Objective -> Each record is to be transcribed exactly.
* BEGIN Dataset extract *
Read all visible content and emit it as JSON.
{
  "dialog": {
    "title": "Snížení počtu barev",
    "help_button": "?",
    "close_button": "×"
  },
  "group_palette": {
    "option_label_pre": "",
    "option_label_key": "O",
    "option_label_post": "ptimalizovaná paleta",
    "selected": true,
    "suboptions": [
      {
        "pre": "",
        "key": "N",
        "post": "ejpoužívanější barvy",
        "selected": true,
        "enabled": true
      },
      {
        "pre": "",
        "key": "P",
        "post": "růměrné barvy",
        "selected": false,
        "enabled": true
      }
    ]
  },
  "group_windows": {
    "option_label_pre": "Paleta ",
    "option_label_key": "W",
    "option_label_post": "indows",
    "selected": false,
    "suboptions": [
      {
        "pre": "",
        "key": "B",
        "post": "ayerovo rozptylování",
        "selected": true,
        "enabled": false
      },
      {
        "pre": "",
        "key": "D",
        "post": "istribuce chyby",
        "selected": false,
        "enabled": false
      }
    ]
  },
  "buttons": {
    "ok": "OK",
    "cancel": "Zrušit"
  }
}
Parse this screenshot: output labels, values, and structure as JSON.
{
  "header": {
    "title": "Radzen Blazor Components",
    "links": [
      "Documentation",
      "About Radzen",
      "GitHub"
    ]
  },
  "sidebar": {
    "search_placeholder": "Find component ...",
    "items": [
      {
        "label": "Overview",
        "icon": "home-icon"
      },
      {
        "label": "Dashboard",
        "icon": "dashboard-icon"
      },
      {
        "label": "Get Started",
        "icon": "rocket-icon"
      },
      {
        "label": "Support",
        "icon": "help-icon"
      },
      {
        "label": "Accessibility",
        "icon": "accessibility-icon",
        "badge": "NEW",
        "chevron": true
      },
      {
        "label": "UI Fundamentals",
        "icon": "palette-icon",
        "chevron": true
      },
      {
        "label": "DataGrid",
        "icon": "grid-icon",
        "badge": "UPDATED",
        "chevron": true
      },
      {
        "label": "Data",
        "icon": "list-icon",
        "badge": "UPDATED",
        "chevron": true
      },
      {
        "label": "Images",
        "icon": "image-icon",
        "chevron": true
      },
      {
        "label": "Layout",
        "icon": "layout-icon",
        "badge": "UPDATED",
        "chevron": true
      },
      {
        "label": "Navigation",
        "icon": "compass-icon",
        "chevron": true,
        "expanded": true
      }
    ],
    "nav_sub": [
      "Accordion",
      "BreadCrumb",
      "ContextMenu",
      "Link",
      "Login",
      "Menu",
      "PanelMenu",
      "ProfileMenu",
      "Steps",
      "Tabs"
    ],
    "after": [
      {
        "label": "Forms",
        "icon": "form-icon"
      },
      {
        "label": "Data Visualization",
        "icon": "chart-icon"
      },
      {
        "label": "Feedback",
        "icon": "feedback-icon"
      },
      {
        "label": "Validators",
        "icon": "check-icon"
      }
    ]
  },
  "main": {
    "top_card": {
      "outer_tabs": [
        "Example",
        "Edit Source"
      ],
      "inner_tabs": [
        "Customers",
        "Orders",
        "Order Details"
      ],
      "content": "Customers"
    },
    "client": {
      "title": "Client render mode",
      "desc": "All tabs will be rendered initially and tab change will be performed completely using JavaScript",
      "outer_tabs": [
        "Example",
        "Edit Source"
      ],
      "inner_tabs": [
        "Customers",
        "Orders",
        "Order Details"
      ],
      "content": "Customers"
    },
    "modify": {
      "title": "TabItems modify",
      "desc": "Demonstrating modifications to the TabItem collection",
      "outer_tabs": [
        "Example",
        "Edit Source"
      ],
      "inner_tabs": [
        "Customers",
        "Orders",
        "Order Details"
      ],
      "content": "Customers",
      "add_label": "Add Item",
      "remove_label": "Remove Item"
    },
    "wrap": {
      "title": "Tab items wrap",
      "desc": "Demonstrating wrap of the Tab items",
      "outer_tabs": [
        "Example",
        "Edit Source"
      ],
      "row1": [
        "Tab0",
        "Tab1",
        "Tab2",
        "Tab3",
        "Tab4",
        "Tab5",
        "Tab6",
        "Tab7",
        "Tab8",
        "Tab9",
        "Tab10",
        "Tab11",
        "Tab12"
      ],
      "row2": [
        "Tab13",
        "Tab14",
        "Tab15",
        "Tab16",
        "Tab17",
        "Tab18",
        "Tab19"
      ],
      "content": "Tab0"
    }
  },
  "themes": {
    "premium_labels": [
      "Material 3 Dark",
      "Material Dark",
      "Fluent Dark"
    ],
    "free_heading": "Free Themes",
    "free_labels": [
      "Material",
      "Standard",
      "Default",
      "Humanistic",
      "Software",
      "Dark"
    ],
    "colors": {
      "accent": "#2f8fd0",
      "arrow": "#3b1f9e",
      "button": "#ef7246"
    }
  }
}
* END Dataset extract *
Answer ->
Read all visible content and emit it as JSON.
{
  "dialog": {
    "title": "Snížení počtu barev",
    "help_button": "?",
    "close_button": "×"
  },
  "group_palette": {
    "option_label_pre": "",
    "option_label_key": "O",
    "option_label_post": "ptimalizovaná paleta",
    "selected": true,
    "suboptions": [
      {
        "pre": "",
        "key": "N",
        "post": "ejpoužívanější barvy",
        "selected": true,
        "enabled": true
      },
      {
        "pre": "",
        "key": "P",
        "post": "růměrné barvy",
        "selected": false,
        "enabled": true
      }
    ]
  },
  "group_windows": {
    "option_label_pre": "Paleta ",
    "option_label_key": "W",
    "option_label_post": "indows",
    "selected": false,
    "suboptions": [
      {
        "pre": "",
        "key": "B",
        "post": "ayerovo rozptylování",
        "selected": true,
        "enabled": false
      },
      {
        "pre": "",
        "key": "D",
        "post": "istribuce chyby",
        "selected": false,
        "enabled": false
      }
    ]
  },
  "buttons": {
    "ok": "OK",
    "cancel": "Zrušit"
  }
}
Parse this screenshot: output labels, values, and structure as JSON.
{
  "header": {
    "title": "Radzen Blazor Components",
    "links": [
      "Documentation",
      "About Radzen",
      "GitHub"
    ]
  },
  "sidebar": {
    "search_placeholder": "Find component ...",
    "items": [
      {
        "label": "Overview",
        "icon": "home-icon"
      },
      {
        "label": "Dashboard",
        "icon": "dashboard-icon"
      },
      {
        "label": "Get Started",
        "icon": "rocket-icon"
      },
      {
        "label": "Support",
        "icon": "help-icon"
      },
      {
        "label": "Accessibility",
        "icon": "accessibility-icon",
        "badge": "NEW",
        "chevron": true
      },
      {
        "label": "UI Fundamentals",
        "icon": "palette-icon",
        "chevron": true
      },
      {
        "label": "DataGrid",
        "icon": "grid-icon",
        "badge": "UPDATED",
        "chevron": true
      },
      {
        "label": "Data",
        "icon": "list-icon",
        "badge": "UPDATED",
        "chevron": true
      },
      {
        "label": "Images",
        "icon": "image-icon",
        "chevron": true
      },
      {
        "label": "Layout",
        "icon": "layout-icon",
        "badge": "UPDATED",
        "chevron": true
      },
      {
        "label": "Navigation",
        "icon": "compass-icon",
        "chevron": true,
        "expanded": true
      }
    ],
    "nav_sub": [
      "Accordion",
      "BreadCrumb",
      "ContextMenu",
      "Link",
      "Login",
      "Menu",
      "PanelMenu",
      "ProfileMenu",
      "Steps",
      "Tabs"
    ],
    "after": [
      {
        "label": "Forms",
        "icon": "form-icon"
      },
      {
        "label": "Data Visualization",
        "icon": "chart-icon"
      },
      {
        "label": "Feedback",
        "icon": "feedback-icon"
      },
      {
        "label": "Validators",
        "icon": "check-icon"
      }
    ]
  },
  "main": {
    "top_card": {
      "outer_tabs": [
        "Example",
        "Edit Source"
      ],
      "inner_tabs": [
        "Customers",
        "Orders",
        "Order Details"
      ],
      "content": "Customers"
    },
    "client": {
      "title": "Client render mode",
      "desc": "All tabs will be rendered initially and tab change will be performed completely using JavaScript",
      "outer_tabs": [
        "Example",
        "Edit Source"
      ],
      "inner_tabs": [
        "Customers",
        "Orders",
        "Order Details"
      ],
      "content": "Customers"
    },
    "modify": {
      "title": "TabItems modify",
      "desc": "Demonstrating modifications to the TabItem collection",
      "outer_tabs": [
        "Example",
        "Edit Source"
      ],
      "inner_tabs": [
        "Customers",
        "Orders",
        "Order Details"
      ],
      "content": "Customers",
      "add_label": "Add Item",
      "remove_label": "Remove Item"
    },
    "wrap": {
      "title": "Tab items wrap",
      "desc": "Demonstrating wrap of the Tab items",
      "outer_tabs": [
        "Example",
        "Edit Source"
      ],
      "row1": [
        "Tab0",
        "Tab1",
        "Tab2",
        "Tab3",
        "Tab4",
        "Tab5",
        "Tab6",
        "Tab7",
        "Tab8",
        "Tab9",
        "Tab10",
        "Tab11",
        "Tab12"
      ],
      "row2": [
        "Tab13",
        "Tab14",
        "Tab15",
        "Tab16",
        "Tab17",
        "Tab18",
        "Tab19"
      ],
      "content": "Tab0"
    }
  },
  "themes": {
    "premium_labels": [
      "Material 3 Dark",
      "Material Dark",
      "Fluent Dark"
    ],
    "free_heading": "Free Themes",
    "free_labels": [
      "Material",
      "Standard",
      "Default",
      "Humanistic",
      "Software",
      "Dark"
    ],
    "colors": {
      "accent": "#2f8fd0",
      "arrow": "#3b1f9e",
      "button": "#ef7246"
    }
  }
}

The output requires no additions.